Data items
_ _ _ _

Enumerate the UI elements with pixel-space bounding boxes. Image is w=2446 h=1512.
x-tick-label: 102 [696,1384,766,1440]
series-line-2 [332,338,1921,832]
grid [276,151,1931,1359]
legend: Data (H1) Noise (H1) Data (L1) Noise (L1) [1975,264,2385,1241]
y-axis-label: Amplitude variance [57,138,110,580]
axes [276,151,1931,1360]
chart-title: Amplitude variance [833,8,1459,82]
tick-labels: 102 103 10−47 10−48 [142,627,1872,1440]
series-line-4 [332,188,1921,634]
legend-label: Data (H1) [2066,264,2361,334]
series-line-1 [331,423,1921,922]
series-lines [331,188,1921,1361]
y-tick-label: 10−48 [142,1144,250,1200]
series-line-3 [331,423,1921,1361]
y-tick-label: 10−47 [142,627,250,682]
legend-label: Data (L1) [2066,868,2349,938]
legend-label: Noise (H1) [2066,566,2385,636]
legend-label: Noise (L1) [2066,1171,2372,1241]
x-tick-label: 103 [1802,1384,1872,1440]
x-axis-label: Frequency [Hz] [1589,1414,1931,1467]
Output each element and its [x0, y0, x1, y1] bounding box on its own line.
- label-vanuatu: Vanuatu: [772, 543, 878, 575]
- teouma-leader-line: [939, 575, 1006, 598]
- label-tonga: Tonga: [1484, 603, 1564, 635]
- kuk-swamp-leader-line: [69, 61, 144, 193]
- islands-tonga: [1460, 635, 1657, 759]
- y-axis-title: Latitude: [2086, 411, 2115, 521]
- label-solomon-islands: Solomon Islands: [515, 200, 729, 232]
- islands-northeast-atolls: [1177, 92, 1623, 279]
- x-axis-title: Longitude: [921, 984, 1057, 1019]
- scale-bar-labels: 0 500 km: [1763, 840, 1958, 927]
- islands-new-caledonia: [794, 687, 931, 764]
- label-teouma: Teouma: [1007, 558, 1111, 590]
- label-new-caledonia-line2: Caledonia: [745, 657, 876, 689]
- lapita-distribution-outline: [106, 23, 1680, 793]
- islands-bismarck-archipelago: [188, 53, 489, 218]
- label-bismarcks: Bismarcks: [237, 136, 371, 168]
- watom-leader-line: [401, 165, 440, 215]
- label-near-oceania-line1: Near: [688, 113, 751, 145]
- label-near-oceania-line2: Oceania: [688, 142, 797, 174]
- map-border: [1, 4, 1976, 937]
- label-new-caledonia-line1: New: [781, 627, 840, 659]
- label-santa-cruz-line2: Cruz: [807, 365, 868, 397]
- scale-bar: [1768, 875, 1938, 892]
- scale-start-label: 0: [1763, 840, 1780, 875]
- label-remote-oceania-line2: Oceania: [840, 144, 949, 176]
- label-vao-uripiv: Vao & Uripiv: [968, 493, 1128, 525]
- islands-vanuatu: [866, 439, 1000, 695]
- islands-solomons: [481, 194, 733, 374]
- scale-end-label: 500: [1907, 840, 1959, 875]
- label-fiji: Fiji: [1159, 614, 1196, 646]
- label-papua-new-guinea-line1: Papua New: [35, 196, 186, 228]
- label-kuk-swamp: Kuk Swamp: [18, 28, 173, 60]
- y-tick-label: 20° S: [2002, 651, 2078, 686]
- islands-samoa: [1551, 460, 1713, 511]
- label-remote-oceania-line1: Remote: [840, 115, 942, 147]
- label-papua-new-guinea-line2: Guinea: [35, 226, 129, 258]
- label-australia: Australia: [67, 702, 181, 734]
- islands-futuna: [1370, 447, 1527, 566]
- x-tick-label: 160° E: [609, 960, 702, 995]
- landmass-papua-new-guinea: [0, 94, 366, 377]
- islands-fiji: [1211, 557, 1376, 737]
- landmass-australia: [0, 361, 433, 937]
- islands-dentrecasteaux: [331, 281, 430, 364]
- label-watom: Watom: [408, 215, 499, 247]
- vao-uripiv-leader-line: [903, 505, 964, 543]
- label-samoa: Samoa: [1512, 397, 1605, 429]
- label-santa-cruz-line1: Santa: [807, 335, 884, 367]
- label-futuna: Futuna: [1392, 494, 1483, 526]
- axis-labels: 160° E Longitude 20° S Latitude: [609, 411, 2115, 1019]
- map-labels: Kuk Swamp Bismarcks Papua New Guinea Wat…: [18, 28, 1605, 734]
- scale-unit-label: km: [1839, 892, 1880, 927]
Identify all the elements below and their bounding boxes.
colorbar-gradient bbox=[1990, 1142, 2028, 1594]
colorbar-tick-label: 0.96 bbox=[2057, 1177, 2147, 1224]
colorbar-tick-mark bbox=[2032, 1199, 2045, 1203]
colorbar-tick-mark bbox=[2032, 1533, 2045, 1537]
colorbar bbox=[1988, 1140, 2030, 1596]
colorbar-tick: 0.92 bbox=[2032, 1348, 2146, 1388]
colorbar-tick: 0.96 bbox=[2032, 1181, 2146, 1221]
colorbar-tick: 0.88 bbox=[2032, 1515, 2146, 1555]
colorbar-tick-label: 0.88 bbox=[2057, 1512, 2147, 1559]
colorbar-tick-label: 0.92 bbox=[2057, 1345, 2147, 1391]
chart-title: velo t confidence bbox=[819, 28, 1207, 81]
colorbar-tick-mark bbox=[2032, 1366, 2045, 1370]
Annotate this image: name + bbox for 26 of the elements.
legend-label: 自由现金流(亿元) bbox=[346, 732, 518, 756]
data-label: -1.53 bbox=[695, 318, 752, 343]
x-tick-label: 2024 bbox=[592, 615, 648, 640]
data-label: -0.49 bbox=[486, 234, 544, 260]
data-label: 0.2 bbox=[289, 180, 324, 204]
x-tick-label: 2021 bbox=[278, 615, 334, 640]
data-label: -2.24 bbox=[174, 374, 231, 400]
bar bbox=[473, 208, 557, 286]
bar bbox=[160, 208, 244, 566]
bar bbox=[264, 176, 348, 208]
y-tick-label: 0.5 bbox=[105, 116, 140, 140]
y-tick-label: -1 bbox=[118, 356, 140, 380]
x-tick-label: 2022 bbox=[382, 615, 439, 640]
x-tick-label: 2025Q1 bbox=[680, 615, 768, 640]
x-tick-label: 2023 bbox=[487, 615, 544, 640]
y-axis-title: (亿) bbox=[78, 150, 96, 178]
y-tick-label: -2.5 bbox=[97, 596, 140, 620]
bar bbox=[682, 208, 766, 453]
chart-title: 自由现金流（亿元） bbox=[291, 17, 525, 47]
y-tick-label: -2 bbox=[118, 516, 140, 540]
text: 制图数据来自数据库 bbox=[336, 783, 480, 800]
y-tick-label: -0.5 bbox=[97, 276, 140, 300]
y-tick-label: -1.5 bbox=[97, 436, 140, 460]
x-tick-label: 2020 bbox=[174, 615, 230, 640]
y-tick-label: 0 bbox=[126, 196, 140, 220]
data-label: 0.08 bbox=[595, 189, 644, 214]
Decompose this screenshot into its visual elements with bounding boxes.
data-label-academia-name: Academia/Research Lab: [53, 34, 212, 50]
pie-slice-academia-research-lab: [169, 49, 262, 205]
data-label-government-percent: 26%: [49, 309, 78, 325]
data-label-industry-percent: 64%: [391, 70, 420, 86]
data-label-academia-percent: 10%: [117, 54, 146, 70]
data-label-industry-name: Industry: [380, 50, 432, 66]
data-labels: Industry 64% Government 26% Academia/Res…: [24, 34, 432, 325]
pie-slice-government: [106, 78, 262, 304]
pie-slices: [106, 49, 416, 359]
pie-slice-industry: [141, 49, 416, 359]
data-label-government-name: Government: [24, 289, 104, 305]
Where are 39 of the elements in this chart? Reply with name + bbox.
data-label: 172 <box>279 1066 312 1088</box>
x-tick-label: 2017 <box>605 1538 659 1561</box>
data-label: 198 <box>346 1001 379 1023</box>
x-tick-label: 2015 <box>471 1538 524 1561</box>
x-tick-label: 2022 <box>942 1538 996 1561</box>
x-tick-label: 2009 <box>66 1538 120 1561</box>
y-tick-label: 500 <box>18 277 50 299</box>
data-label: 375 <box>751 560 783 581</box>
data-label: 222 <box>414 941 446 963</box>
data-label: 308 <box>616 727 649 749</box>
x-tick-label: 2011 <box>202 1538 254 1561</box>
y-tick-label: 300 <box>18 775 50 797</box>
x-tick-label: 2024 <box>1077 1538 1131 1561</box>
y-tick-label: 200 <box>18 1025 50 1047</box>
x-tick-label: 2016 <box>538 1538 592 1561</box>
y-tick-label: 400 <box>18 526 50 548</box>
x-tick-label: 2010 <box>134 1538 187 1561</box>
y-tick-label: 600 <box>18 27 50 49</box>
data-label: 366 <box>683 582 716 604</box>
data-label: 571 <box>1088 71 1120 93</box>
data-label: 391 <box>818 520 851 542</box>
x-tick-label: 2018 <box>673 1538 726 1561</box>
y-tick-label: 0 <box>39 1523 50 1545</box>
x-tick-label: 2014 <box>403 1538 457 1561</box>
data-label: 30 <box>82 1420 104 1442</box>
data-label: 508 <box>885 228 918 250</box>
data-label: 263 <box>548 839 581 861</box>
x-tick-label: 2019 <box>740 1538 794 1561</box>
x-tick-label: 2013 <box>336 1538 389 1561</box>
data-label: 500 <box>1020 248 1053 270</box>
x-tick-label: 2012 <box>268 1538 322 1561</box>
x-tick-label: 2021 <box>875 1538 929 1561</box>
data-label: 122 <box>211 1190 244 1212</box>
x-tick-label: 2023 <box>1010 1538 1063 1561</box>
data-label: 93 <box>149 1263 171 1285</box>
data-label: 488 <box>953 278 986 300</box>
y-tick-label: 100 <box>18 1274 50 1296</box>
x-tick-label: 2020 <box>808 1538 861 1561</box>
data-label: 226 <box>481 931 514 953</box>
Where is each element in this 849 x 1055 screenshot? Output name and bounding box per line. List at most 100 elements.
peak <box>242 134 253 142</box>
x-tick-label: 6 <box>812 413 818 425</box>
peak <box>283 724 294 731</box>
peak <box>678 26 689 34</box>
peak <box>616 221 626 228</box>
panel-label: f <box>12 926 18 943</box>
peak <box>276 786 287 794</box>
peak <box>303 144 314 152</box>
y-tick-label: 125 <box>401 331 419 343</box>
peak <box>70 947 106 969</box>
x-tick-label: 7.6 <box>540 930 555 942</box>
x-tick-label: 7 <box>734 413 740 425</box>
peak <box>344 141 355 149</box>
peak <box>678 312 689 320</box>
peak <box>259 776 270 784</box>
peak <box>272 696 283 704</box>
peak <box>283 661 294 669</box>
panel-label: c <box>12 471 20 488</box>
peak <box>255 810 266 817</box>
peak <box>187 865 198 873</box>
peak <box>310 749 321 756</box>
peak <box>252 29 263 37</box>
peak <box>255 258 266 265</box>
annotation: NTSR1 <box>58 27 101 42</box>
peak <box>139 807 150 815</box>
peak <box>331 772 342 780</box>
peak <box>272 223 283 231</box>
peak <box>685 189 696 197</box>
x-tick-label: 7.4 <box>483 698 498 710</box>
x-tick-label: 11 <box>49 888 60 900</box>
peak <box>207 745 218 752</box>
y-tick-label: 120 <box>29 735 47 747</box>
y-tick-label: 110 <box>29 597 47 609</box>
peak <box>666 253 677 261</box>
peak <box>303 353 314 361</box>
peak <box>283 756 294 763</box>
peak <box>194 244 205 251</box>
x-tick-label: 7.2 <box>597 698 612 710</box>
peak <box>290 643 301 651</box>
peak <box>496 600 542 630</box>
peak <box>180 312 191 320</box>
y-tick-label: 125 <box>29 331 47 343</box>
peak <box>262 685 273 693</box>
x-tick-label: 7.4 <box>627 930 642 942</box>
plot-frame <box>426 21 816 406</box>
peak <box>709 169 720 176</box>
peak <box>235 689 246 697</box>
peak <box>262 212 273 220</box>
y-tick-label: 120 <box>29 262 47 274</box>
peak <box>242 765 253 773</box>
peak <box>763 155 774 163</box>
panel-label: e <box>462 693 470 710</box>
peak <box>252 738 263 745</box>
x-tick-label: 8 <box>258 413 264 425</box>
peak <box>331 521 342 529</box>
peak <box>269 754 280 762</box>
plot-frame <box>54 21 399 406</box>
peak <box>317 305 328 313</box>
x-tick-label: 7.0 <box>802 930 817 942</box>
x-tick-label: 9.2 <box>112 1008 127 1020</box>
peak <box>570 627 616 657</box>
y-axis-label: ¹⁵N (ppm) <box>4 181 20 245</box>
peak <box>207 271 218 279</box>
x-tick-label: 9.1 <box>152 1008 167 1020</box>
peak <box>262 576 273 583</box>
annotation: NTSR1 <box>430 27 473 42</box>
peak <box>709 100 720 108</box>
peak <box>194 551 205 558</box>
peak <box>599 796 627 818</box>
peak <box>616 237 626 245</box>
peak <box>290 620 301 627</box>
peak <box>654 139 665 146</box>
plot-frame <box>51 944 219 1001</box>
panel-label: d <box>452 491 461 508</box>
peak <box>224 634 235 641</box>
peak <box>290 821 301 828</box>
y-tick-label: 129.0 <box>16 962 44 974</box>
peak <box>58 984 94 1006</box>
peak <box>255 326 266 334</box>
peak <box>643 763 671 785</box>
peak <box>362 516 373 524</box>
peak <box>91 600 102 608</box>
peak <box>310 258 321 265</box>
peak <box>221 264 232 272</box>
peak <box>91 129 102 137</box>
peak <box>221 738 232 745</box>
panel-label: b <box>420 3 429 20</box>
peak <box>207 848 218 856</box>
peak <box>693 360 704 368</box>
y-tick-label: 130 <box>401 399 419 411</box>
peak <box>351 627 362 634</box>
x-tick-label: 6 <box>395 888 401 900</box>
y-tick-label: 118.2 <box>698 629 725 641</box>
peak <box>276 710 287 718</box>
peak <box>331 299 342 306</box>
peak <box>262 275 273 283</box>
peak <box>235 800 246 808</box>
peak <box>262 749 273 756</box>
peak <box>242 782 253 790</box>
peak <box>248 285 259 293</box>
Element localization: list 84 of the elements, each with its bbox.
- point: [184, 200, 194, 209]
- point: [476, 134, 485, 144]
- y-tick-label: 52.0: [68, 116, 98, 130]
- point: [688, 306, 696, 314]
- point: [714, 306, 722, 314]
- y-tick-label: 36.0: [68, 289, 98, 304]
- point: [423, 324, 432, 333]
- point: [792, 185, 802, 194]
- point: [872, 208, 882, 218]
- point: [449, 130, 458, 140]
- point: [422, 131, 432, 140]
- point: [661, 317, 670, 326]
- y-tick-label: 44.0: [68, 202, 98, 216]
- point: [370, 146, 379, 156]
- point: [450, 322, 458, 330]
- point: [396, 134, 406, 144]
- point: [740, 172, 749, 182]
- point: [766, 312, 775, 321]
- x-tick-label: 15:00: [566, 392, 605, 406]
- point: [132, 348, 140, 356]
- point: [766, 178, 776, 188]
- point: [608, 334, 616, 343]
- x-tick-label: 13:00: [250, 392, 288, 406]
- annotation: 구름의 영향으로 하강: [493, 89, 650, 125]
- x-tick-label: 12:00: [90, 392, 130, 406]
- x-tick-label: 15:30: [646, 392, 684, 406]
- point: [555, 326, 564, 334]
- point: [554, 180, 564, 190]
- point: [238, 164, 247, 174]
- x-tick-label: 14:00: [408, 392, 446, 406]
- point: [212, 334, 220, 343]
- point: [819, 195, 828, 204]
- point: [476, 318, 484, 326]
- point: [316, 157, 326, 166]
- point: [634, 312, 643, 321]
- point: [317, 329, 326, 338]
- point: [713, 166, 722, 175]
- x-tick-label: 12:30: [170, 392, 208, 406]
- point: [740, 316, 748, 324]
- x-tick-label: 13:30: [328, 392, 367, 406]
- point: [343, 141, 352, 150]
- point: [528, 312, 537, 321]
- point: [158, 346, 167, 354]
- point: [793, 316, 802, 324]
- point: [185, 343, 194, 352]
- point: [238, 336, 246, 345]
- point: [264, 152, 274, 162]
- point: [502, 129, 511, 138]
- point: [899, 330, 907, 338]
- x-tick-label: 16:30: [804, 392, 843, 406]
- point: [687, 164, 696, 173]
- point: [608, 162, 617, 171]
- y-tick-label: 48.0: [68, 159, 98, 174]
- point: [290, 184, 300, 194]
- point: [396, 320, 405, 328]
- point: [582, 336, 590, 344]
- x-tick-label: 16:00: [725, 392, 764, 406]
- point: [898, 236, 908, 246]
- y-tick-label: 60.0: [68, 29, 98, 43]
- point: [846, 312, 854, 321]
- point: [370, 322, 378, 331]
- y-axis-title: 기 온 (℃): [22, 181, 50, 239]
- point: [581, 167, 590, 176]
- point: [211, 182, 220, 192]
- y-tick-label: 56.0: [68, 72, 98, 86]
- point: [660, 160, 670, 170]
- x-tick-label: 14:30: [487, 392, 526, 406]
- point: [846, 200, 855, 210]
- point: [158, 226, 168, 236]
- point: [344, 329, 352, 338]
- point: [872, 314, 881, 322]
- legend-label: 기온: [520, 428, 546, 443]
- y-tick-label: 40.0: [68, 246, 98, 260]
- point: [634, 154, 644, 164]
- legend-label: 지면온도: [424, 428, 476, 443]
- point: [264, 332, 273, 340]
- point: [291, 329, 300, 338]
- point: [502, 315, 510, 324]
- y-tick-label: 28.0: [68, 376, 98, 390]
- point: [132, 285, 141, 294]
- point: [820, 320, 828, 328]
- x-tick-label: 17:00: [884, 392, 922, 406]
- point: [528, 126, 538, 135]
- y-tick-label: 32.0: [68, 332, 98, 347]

_ _ _ _

Express the records from the start through the line containing "- label-santa-cruz-line2: Cruz: [807, 365, 868, 397]" as a JSON list of strings, with one string per line and any blank lines left out.

# [CORRECT ANSWER]
[
  "Enumerate the UI elements with pixel-space bounding boxes. Image is w=2446 h=1512.",
  "x-tick-label: 102 [696,1384,766,1440]",
  "series-line-2 [332,338,1921,832]",
  "grid [276,151,1931,1359]",
  "legend: Data (H1) Noise (H1) Data (L1) Noise (L1) [1975,264,2385,1241]",
  "y-axis-label: Amplitude variance [57,138,110,580]",
  "axes [276,151,1931,1360]",
  "chart-title: Amplitude variance [833,8,1459,82]",
  "tick-labels: 102 103 10−47 10−48 [142,627,1872,1440]",
  "series-line-4 [332,188,1921,634]",
  "legend-label: Data (H1) [2066,264,2361,334]",
  "series-line-1 [331,423,1921,922]",
  "series-lines [331,188,1921,1361]",
  "y-tick-label: 10−48 [142,1144,250,1200]",
  "series-line-3 [331,423,1921,1361]",
  "y-tick-label: 10−47 [142,627,250,682]",
  "legend-label: Data (L1) [2066,868,2349,938]",
  "legend-label: Noise (H1) [2066,566,2385,636]",
  "legend-label: Noise (L1) [2066,1171,2372,1241]",
  "x-tick-label: 103 [1802,1384,1872,1440]",
  "x-axis-label: Frequency [Hz] [1589,1414,1931,1467]",
  "Output each element and its [x0, y0, x1, y1] bounding box on its own line.",
  "- label-vanuatu: Vanuatu: [772, 543, 878, 575]",
  "- teouma-leader-line: [939, 575, 1006, 598]",
  "- label-tonga: Tonga: [1484, 603, 1564, 635]",
  "- kuk-swamp-leader-line: [69, 61, 144, 193]",
  "- islands-tonga: [1460, 635, 1657, 759]",
  "- y-axis-title: Latitude: [2086, 411, 2115, 521]",
  "- label-solomon-islands: Solomon Islands: [515, 200, 729, 232]",
  "- islands-northeast-atolls: [1177, 92, 1623, 279]",
  "- x-axis-title: Longitude: [921, 984, 1057, 1019]",
  "- scale-bar-labels: 0 500 km: [1763, 840, 1958, 927]",
  "- islands-new-caledonia: [794, 687, 931, 764]",
  "- label-teouma: Teouma: [1007, 558, 1111, 590]",
  "- label-new-caledonia-line2: Caledonia: [745, 657, 876, 689]",
  "- lapita-distribution-outline: [106, 23, 1680, 793]",
  "- islands-bismarck-archipelago: [188, 53, 489, 218]",
  "- label-bismarcks: Bismarcks: [237, 136, 371, 168]",
  "- watom-leader-line: [401, 165, 440, 215]",
  "- label-near-oceania-line1: Near: [688, 113, 751, 145]",
  "- label-near-oceania-line2: Oceania: [688, 142, 797, 174]",
  "- map-border: [1, 4, 1976, 937]",
  "- label-new-caledonia-line1: New: [781, 627, 840, 659]",
  "- label-santa-cruz-line2: Cruz: [807, 365, 868, 397]"
]